## Exercise objective
Edit the lines from the one containing "from-time-up-button[interactable] [640,131,656,142]" through the one containing "from-date-picker[interactable]: Monday , April", inclusive, changing "spin-down-icon" to "spinner-down-icon" and leaving all else as it is. Return only those lines.

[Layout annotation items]
◇ ◇ ◇ ◇ ◇ ◇ ◇

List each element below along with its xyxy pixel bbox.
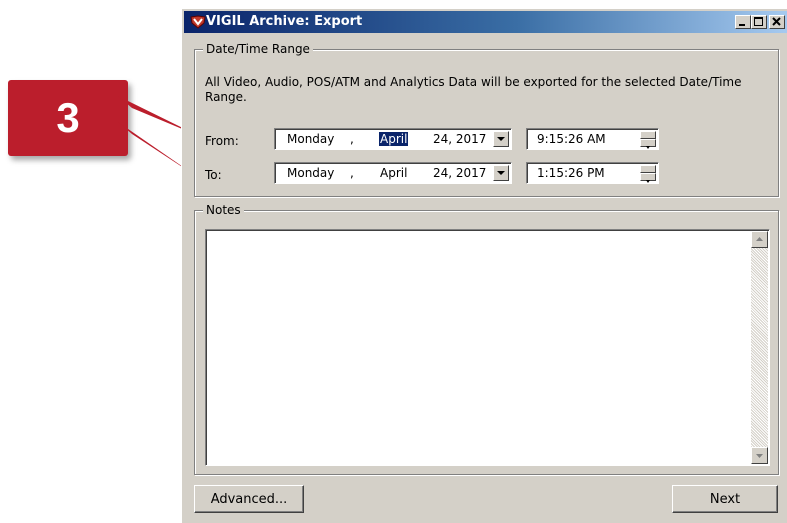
from-time-up-button[interactable] [640,131,656,142]
scroll-up-arrow-icon [756,237,763,241]
to-date-picker[interactable]: Monday , April 24, 2017 [274,162,512,184]
scroll-down-button[interactable] [751,447,768,464]
scroll-down-arrow-icon [756,454,763,458]
notes-legend: Notes [203,203,244,217]
vigil-app-icon [190,15,206,29]
spin-down-icon [646,146,650,149]
from-time-value[interactable]: 9:15:26 AM [537,132,606,146]
title-bar[interactable]: VIGIL Archive: Export [184,11,787,33]
spin-down-icon [646,180,650,183]
to-time-spinner[interactable]: 1:15:26 PM [526,162,659,184]
dropdown-arrow-icon [497,137,505,141]
date-time-range-group: Date/Time Range All Video, Audio, POS/AT… [194,42,779,197]
minimize-icon [739,24,745,26]
notes-textarea[interactable] [205,229,770,466]
from-time-down-button[interactable] [640,139,656,149]
maximize-button[interactable] [751,15,767,29]
from-month[interactable]: April [379,132,409,146]
range-description: All Video, Audio, POS/ATM and Analytics … [205,75,742,104]
to-label: To: [205,168,222,182]
to-weekday[interactable]: Monday [287,166,334,180]
from-date-picker[interactable]: Monday , April 24, 2017 [274,128,512,150]
minimize-button[interactable] [735,15,751,29]
maximize-icon [754,17,763,26]
from-label: From: [205,134,239,148]
next-button[interactable]: Next [672,485,778,513]
close-button[interactable] [769,15,785,29]
notes-group: Notes [194,203,779,475]
close-icon [772,17,781,26]
step-callout: 3 [8,80,128,156]
to-time-value[interactable]: 1:15:26 PM [537,166,605,180]
dropdown-arrow-icon [497,171,505,175]
export-dialog: VIGIL Archive: Export Date/Time Range Al… [181,8,787,523]
to-day-year[interactable]: 24, 2017 [433,166,486,180]
from-weekday[interactable]: Monday [287,132,334,146]
date-time-range-legend: Date/Time Range [203,42,313,56]
to-time-down-button[interactable] [640,173,656,183]
to-month[interactable]: April [380,166,407,180]
to-separator: , [350,166,354,180]
from-separator: , [350,132,354,146]
from-day-year[interactable]: 24, 2017 [433,132,486,146]
scroll-up-button[interactable] [751,231,768,248]
from-time-spinner[interactable]: 9:15:26 AM [526,128,659,150]
from-date-dropdown-button[interactable] [493,131,509,147]
window-title: VIGIL Archive: Export [206,14,363,29]
to-date-dropdown-button[interactable] [493,165,509,181]
notes-scrollbar[interactable] [751,231,768,464]
advanced-button[interactable]: Advanced... [194,485,304,513]
to-time-up-button[interactable] [640,165,656,176]
step-number: 3 [56,94,80,141]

◇ ◇ ◇ ◇ ◇ ◇ ◇

## Finished exercise
from-time-up-button[interactable] [640,131,656,142]
scroll-up-arrow-icon [756,237,763,241]
to-date-picker[interactable]: Monday , April 24, 2017 [274,162,512,184]
scroll-down-button[interactable] [751,447,768,464]
scroll-down-arrow-icon [756,454,763,458]
notes-legend: Notes [203,203,244,217]
vigil-app-icon [190,15,206,29]
spinner-down-icon [646,146,650,149]
from-time-value[interactable]: 9:15:26 AM [537,132,606,146]
title-bar[interactable]: VIGIL Archive: Export [184,11,787,33]
spinner-down-icon [646,180,650,183]
to-time-spinner[interactable]: 1:15:26 PM [526,162,659,184]
dropdown-arrow-icon [497,137,505,141]
date-time-range-group: Date/Time Range All Video, Audio, POS/AT… [194,42,779,197]
minimize-icon [739,24,745,26]
notes-textarea[interactable] [205,229,770,466]
from-time-down-button[interactable] [640,139,656,149]
maximize-button[interactable] [751,15,767,29]
from-month[interactable]: April [379,132,409,146]
range-description: All Video, Audio, POS/ATM and Analytics … [205,75,742,104]
to-label: To: [205,168,222,182]
to-weekday[interactable]: Monday [287,166,334,180]
from-date-picker[interactable]: Monday , April 24, 2017 [274,128,512,150]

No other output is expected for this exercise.